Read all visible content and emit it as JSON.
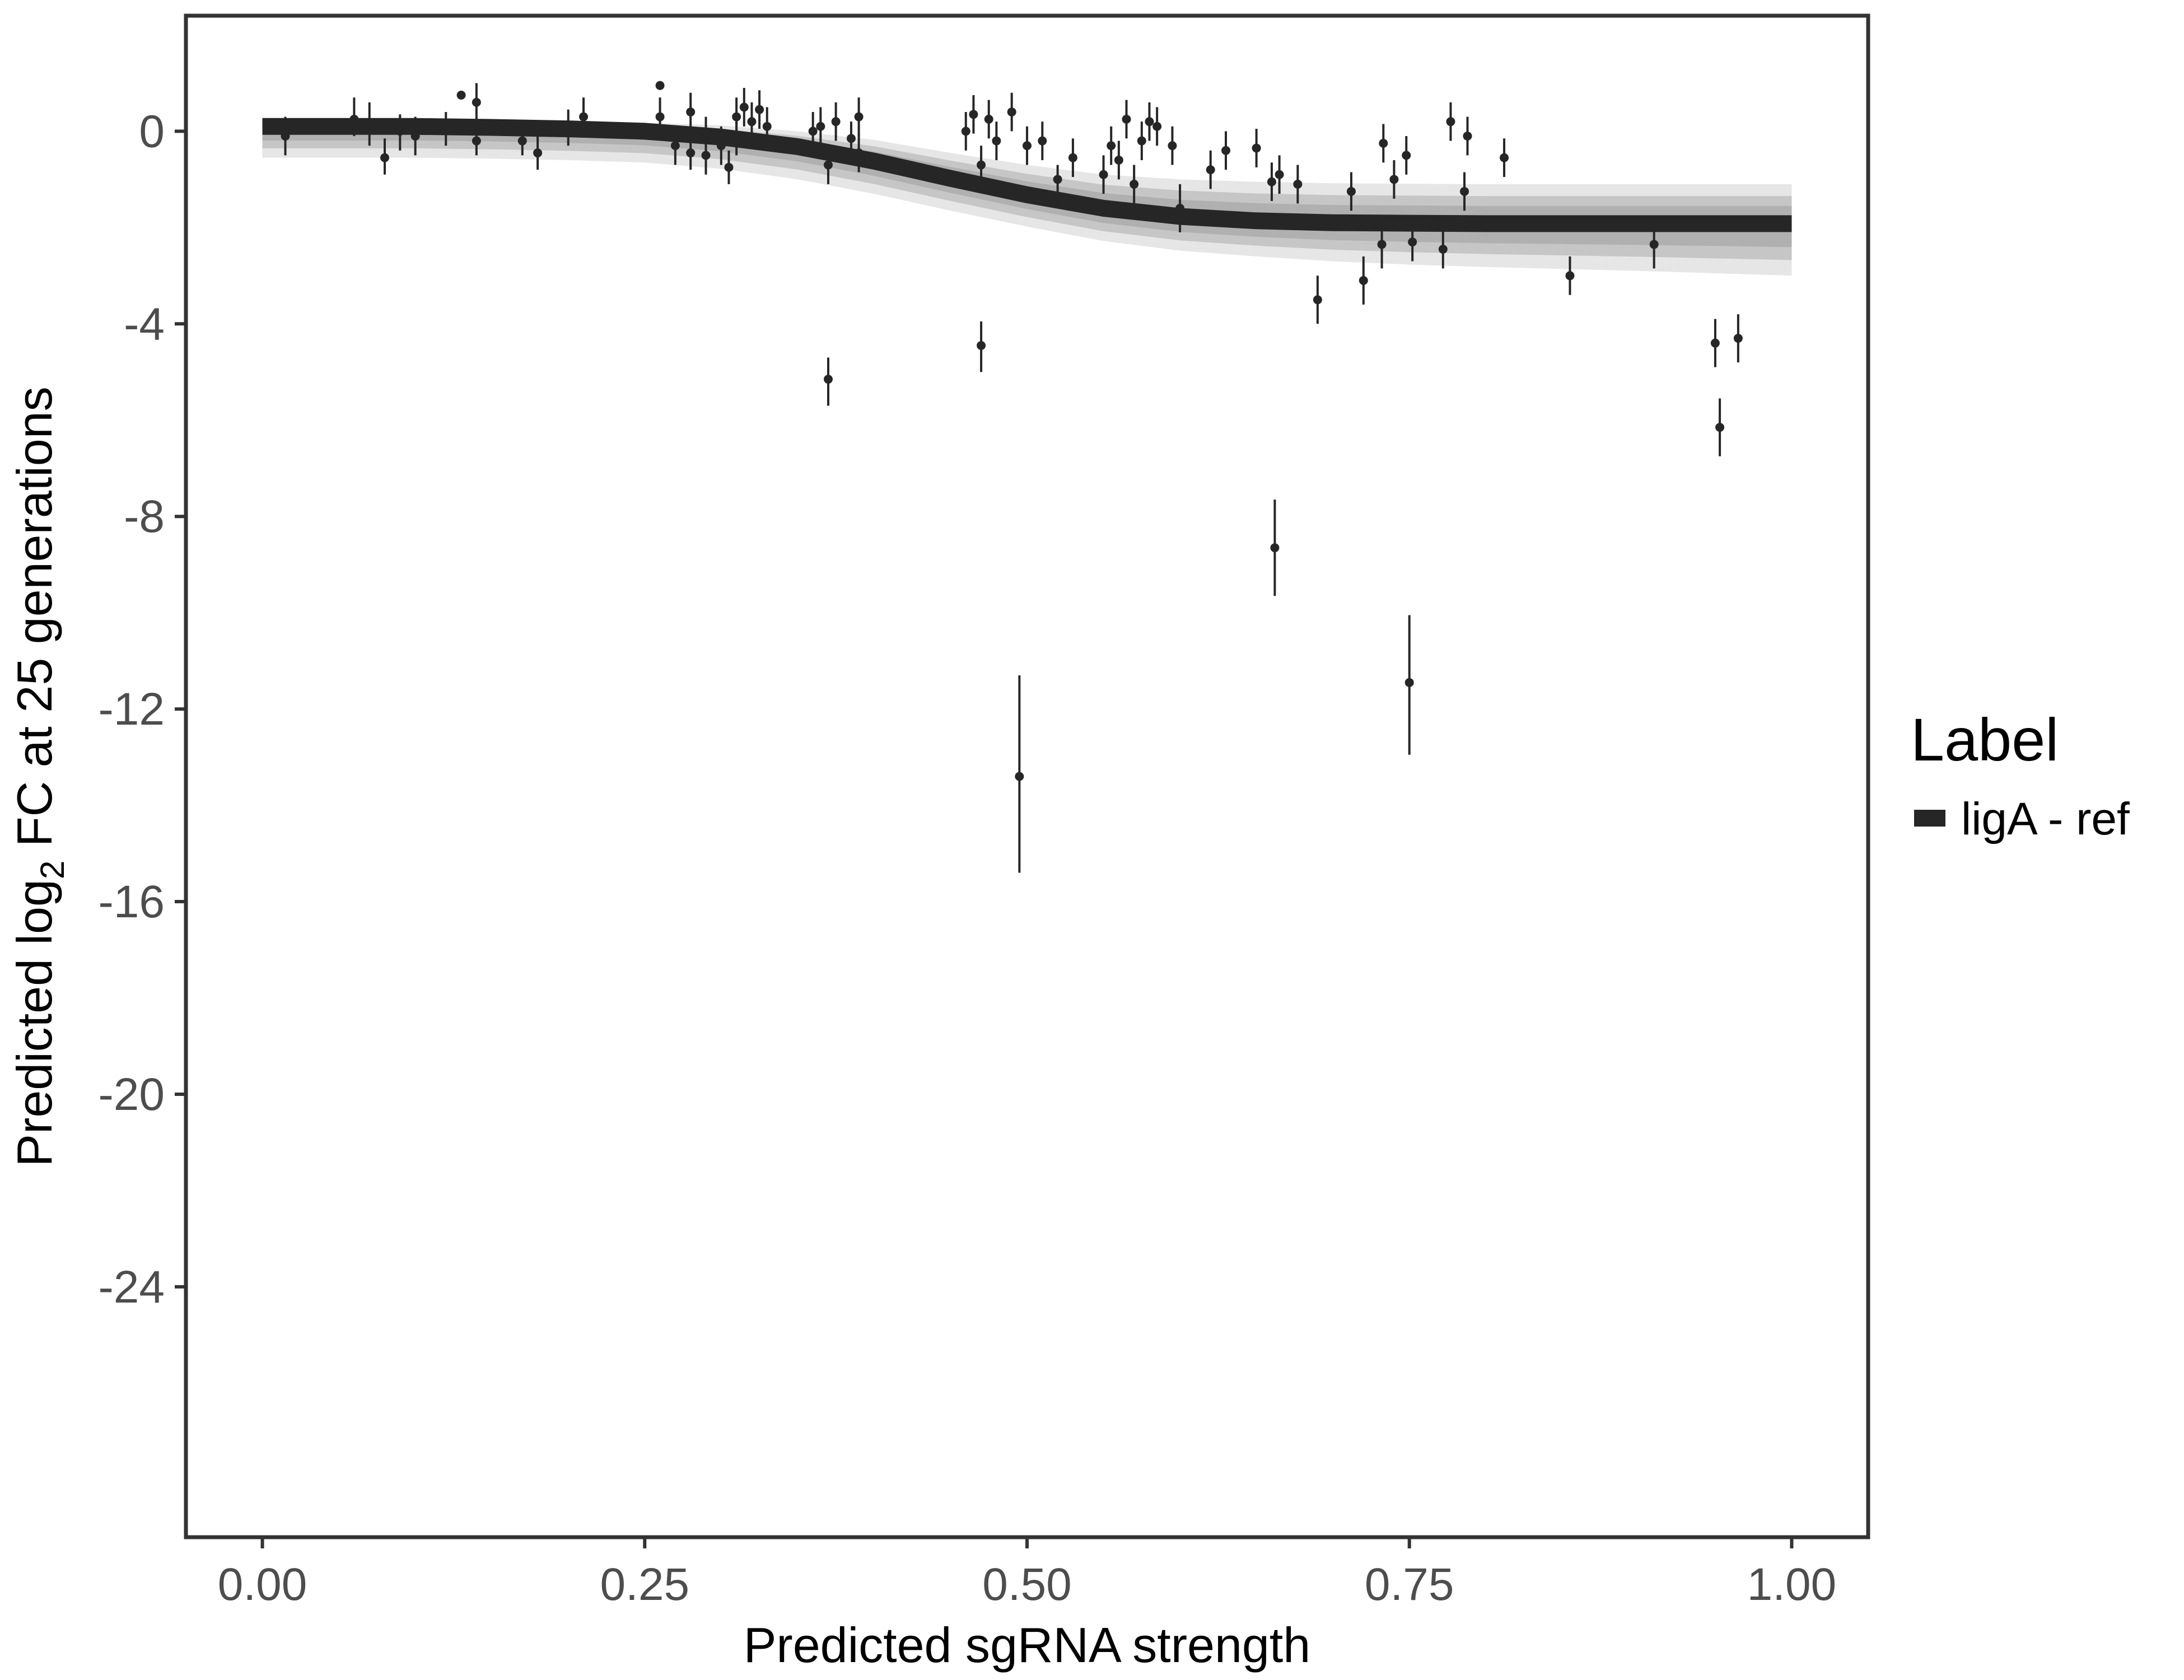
{
  "chart_data": {
    "type": "scatter",
    "title": "",
    "xlabel": "Predicted sgRNA strength",
    "ylabel_parts": [
      "Predicted  log",
      "2",
      " FC at 25 generations"
    ],
    "xlim": [
      -0.05,
      1.05
    ],
    "ylim": [
      -29.2,
      2.4
    ],
    "x_ticks": [
      0.0,
      0.25,
      0.5,
      0.75,
      1.0
    ],
    "x_tick_labels": [
      "0.00",
      "0.25",
      "0.50",
      "0.75",
      "1.00"
    ],
    "y_ticks": [
      0,
      -4,
      -8,
      -12,
      -16,
      -20,
      -24
    ],
    "y_tick_labels": [
      "0",
      "-4",
      "-8",
      "-12",
      "-16",
      "-20",
      "-24"
    ],
    "grid": false,
    "legend": {
      "title": "Label",
      "position": "right",
      "entries": [
        {
          "label": "ligA - ref",
          "color": "#262626"
        }
      ]
    },
    "fit": {
      "name": "ligA - ref",
      "color": "#262626",
      "band_color": "#a6a6a6",
      "x": [
        0.0,
        0.05,
        0.1,
        0.15,
        0.2,
        0.25,
        0.3,
        0.35,
        0.4,
        0.45,
        0.5,
        0.55,
        0.6,
        0.65,
        0.7,
        0.75,
        0.8,
        0.85,
        0.9,
        0.95,
        1.0
      ],
      "y": [
        0.1,
        0.1,
        0.1,
        0.08,
        0.05,
        0.0,
        -0.12,
        -0.32,
        -0.62,
        -0.98,
        -1.32,
        -1.6,
        -1.77,
        -1.86,
        -1.9,
        -1.91,
        -1.92,
        -1.92,
        -1.92,
        -1.92,
        -1.92
      ],
      "upper": [
        0.25,
        0.25,
        0.25,
        0.23,
        0.21,
        0.18,
        0.12,
        0.0,
        -0.18,
        -0.45,
        -0.7,
        -0.9,
        -1.0,
        -1.05,
        -1.08,
        -1.09,
        -1.1,
        -1.1,
        -1.1,
        -1.1,
        -1.1
      ],
      "lower": [
        -0.55,
        -0.55,
        -0.55,
        -0.57,
        -0.6,
        -0.65,
        -0.78,
        -1.0,
        -1.3,
        -1.65,
        -1.98,
        -2.28,
        -2.48,
        -2.6,
        -2.7,
        -2.77,
        -2.82,
        -2.86,
        -2.9,
        -2.95,
        -3.0
      ]
    },
    "points": [
      {
        "x": 0.015,
        "y": -0.1,
        "lo": -0.5,
        "hi": 0.3
      },
      {
        "x": 0.06,
        "y": 0.25,
        "lo": -0.1,
        "hi": 0.7
      },
      {
        "x": 0.07,
        "y": 0.15,
        "lo": -0.3,
        "hi": 0.6
      },
      {
        "x": 0.08,
        "y": -0.55,
        "lo": -0.9,
        "hi": -0.15
      },
      {
        "x": 0.09,
        "y": 0.0,
        "lo": -0.4,
        "hi": 0.35
      },
      {
        "x": 0.1,
        "y": -0.1,
        "lo": -0.5,
        "hi": 0.3
      },
      {
        "x": 0.12,
        "y": 0.05,
        "lo": -0.3,
        "hi": 0.4
      },
      {
        "x": 0.13,
        "y": 0.75,
        "lo": 0.75,
        "hi": 0.75
      },
      {
        "x": 0.14,
        "y": 0.6,
        "lo": 0.2,
        "hi": 1.0
      },
      {
        "x": 0.14,
        "y": -0.2,
        "lo": -0.5,
        "hi": 0.15
      },
      {
        "x": 0.17,
        "y": -0.2,
        "lo": -0.5,
        "hi": 0.1
      },
      {
        "x": 0.18,
        "y": -0.45,
        "lo": -0.8,
        "hi": -0.1
      },
      {
        "x": 0.2,
        "y": 0.1,
        "lo": -0.3,
        "hi": 0.45
      },
      {
        "x": 0.21,
        "y": 0.3,
        "lo": -0.1,
        "hi": 0.7
      },
      {
        "x": 0.26,
        "y": 0.95,
        "lo": 0.95,
        "hi": 0.95
      },
      {
        "x": 0.26,
        "y": 0.3,
        "lo": -0.1,
        "hi": 0.7
      },
      {
        "x": 0.27,
        "y": -0.3,
        "lo": -0.7,
        "hi": 0.1
      },
      {
        "x": 0.28,
        "y": 0.4,
        "lo": 0.0,
        "hi": 0.8
      },
      {
        "x": 0.28,
        "y": -0.45,
        "lo": -0.8,
        "hi": -0.1
      },
      {
        "x": 0.29,
        "y": -0.1,
        "lo": -0.5,
        "hi": 0.3
      },
      {
        "x": 0.29,
        "y": -0.5,
        "lo": -0.9,
        "hi": -0.1
      },
      {
        "x": 0.3,
        "y": -0.3,
        "lo": -0.7,
        "hi": 0.1
      },
      {
        "x": 0.305,
        "y": -0.75,
        "lo": -1.1,
        "hi": -0.4
      },
      {
        "x": 0.31,
        "y": 0.3,
        "lo": -0.1,
        "hi": 0.7
      },
      {
        "x": 0.31,
        "y": -0.1,
        "lo": -0.5,
        "hi": 0.3
      },
      {
        "x": 0.315,
        "y": 0.5,
        "lo": 0.1,
        "hi": 0.9
      },
      {
        "x": 0.32,
        "y": 0.2,
        "lo": -0.2,
        "hi": 0.6
      },
      {
        "x": 0.325,
        "y": 0.45,
        "lo": 0.05,
        "hi": 0.85
      },
      {
        "x": 0.33,
        "y": 0.1,
        "lo": -0.3,
        "hi": 0.5
      },
      {
        "x": 0.36,
        "y": 0.0,
        "lo": -0.4,
        "hi": 0.4
      },
      {
        "x": 0.365,
        "y": 0.1,
        "lo": -0.3,
        "hi": 0.5
      },
      {
        "x": 0.37,
        "y": -5.15,
        "lo": -5.7,
        "hi": -4.7
      },
      {
        "x": 0.37,
        "y": -0.7,
        "lo": -1.1,
        "hi": -0.3
      },
      {
        "x": 0.375,
        "y": 0.2,
        "lo": -0.2,
        "hi": 0.6
      },
      {
        "x": 0.385,
        "y": -0.15,
        "lo": -0.5,
        "hi": 0.2
      },
      {
        "x": 0.39,
        "y": 0.3,
        "lo": -0.1,
        "hi": 0.7
      },
      {
        "x": 0.39,
        "y": -0.45,
        "lo": -0.85,
        "hi": -0.05
      },
      {
        "x": 0.46,
        "y": 0.0,
        "lo": -0.4,
        "hi": 0.4
      },
      {
        "x": 0.465,
        "y": 0.35,
        "lo": -0.05,
        "hi": 0.75
      },
      {
        "x": 0.47,
        "y": -0.7,
        "lo": -1.1,
        "hi": -0.3
      },
      {
        "x": 0.47,
        "y": -4.45,
        "lo": -5.0,
        "hi": -3.95
      },
      {
        "x": 0.475,
        "y": 0.25,
        "lo": -0.15,
        "hi": 0.65
      },
      {
        "x": 0.48,
        "y": -0.2,
        "lo": -0.6,
        "hi": 0.2
      },
      {
        "x": 0.495,
        "y": -13.4,
        "lo": -15.4,
        "hi": -11.3
      },
      {
        "x": 0.49,
        "y": 0.4,
        "lo": 0.0,
        "hi": 0.8
      },
      {
        "x": 0.5,
        "y": -0.3,
        "lo": -0.7,
        "hi": 0.1
      },
      {
        "x": 0.51,
        "y": -0.2,
        "lo": -0.6,
        "hi": 0.2
      },
      {
        "x": 0.52,
        "y": -1.0,
        "lo": -1.3,
        "hi": -0.7
      },
      {
        "x": 0.53,
        "y": -0.55,
        "lo": -0.95,
        "hi": -0.15
      },
      {
        "x": 0.55,
        "y": -0.9,
        "lo": -1.3,
        "hi": -0.5
      },
      {
        "x": 0.555,
        "y": -0.3,
        "lo": -0.7,
        "hi": 0.1
      },
      {
        "x": 0.56,
        "y": -0.6,
        "lo": -1.0,
        "hi": -0.2
      },
      {
        "x": 0.565,
        "y": 0.25,
        "lo": -0.15,
        "hi": 0.65
      },
      {
        "x": 0.57,
        "y": -1.1,
        "lo": -1.5,
        "hi": -0.7
      },
      {
        "x": 0.575,
        "y": -0.2,
        "lo": -0.6,
        "hi": 0.2
      },
      {
        "x": 0.58,
        "y": 0.2,
        "lo": -0.2,
        "hi": 0.6
      },
      {
        "x": 0.585,
        "y": 0.1,
        "lo": -0.3,
        "hi": 0.5
      },
      {
        "x": 0.595,
        "y": -0.3,
        "lo": -0.7,
        "hi": 0.1
      },
      {
        "x": 0.6,
        "y": -1.6,
        "lo": -2.1,
        "hi": -1.1
      },
      {
        "x": 0.62,
        "y": -0.8,
        "lo": -1.2,
        "hi": -0.4
      },
      {
        "x": 0.63,
        "y": -0.4,
        "lo": -0.8,
        "hi": 0.0
      },
      {
        "x": 0.65,
        "y": -0.35,
        "lo": -0.75,
        "hi": 0.05
      },
      {
        "x": 0.66,
        "y": -1.05,
        "lo": -1.45,
        "hi": -0.65
      },
      {
        "x": 0.662,
        "y": -8.65,
        "lo": -9.65,
        "hi": -7.65
      },
      {
        "x": 0.665,
        "y": -0.9,
        "lo": -1.3,
        "hi": -0.5
      },
      {
        "x": 0.677,
        "y": -1.1,
        "lo": -1.5,
        "hi": -0.7
      },
      {
        "x": 0.69,
        "y": -3.5,
        "lo": -4.0,
        "hi": -3.0
      },
      {
        "x": 0.712,
        "y": -1.25,
        "lo": -1.65,
        "hi": -0.85
      },
      {
        "x": 0.72,
        "y": -3.1,
        "lo": -3.6,
        "hi": -2.6
      },
      {
        "x": 0.732,
        "y": -2.35,
        "lo": -2.85,
        "hi": -1.85
      },
      {
        "x": 0.733,
        "y": -0.25,
        "lo": -0.65,
        "hi": 0.15
      },
      {
        "x": 0.74,
        "y": -1.0,
        "lo": -1.4,
        "hi": -0.6
      },
      {
        "x": 0.748,
        "y": -0.5,
        "lo": -0.9,
        "hi": -0.1
      },
      {
        "x": 0.75,
        "y": -11.45,
        "lo": -12.95,
        "hi": -10.05
      },
      {
        "x": 0.752,
        "y": -2.3,
        "lo": -2.7,
        "hi": -1.9
      },
      {
        "x": 0.772,
        "y": -2.45,
        "lo": -2.85,
        "hi": -2.05
      },
      {
        "x": 0.777,
        "y": 0.2,
        "lo": -0.2,
        "hi": 0.6
      },
      {
        "x": 0.786,
        "y": -1.25,
        "lo": -1.65,
        "hi": -0.85
      },
      {
        "x": 0.788,
        "y": -0.1,
        "lo": -0.5,
        "hi": 0.3
      },
      {
        "x": 0.812,
        "y": -0.55,
        "lo": -0.95,
        "hi": -0.15
      },
      {
        "x": 0.855,
        "y": -3.0,
        "lo": -3.4,
        "hi": -2.6
      },
      {
        "x": 0.91,
        "y": -2.35,
        "lo": -2.85,
        "hi": -1.85
      },
      {
        "x": 0.95,
        "y": -4.4,
        "lo": -4.9,
        "hi": -3.9
      },
      {
        "x": 0.953,
        "y": -6.15,
        "lo": -6.75,
        "hi": -5.55
      },
      {
        "x": 0.965,
        "y": -4.3,
        "lo": -4.8,
        "hi": -3.8
      }
    ]
  }
}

* [What to do] Track down every line with the word "Predicted" and copy it.

* [Response to this task]
    "xlabel": "Predicted sgRNA strength",
      "Predicted  log",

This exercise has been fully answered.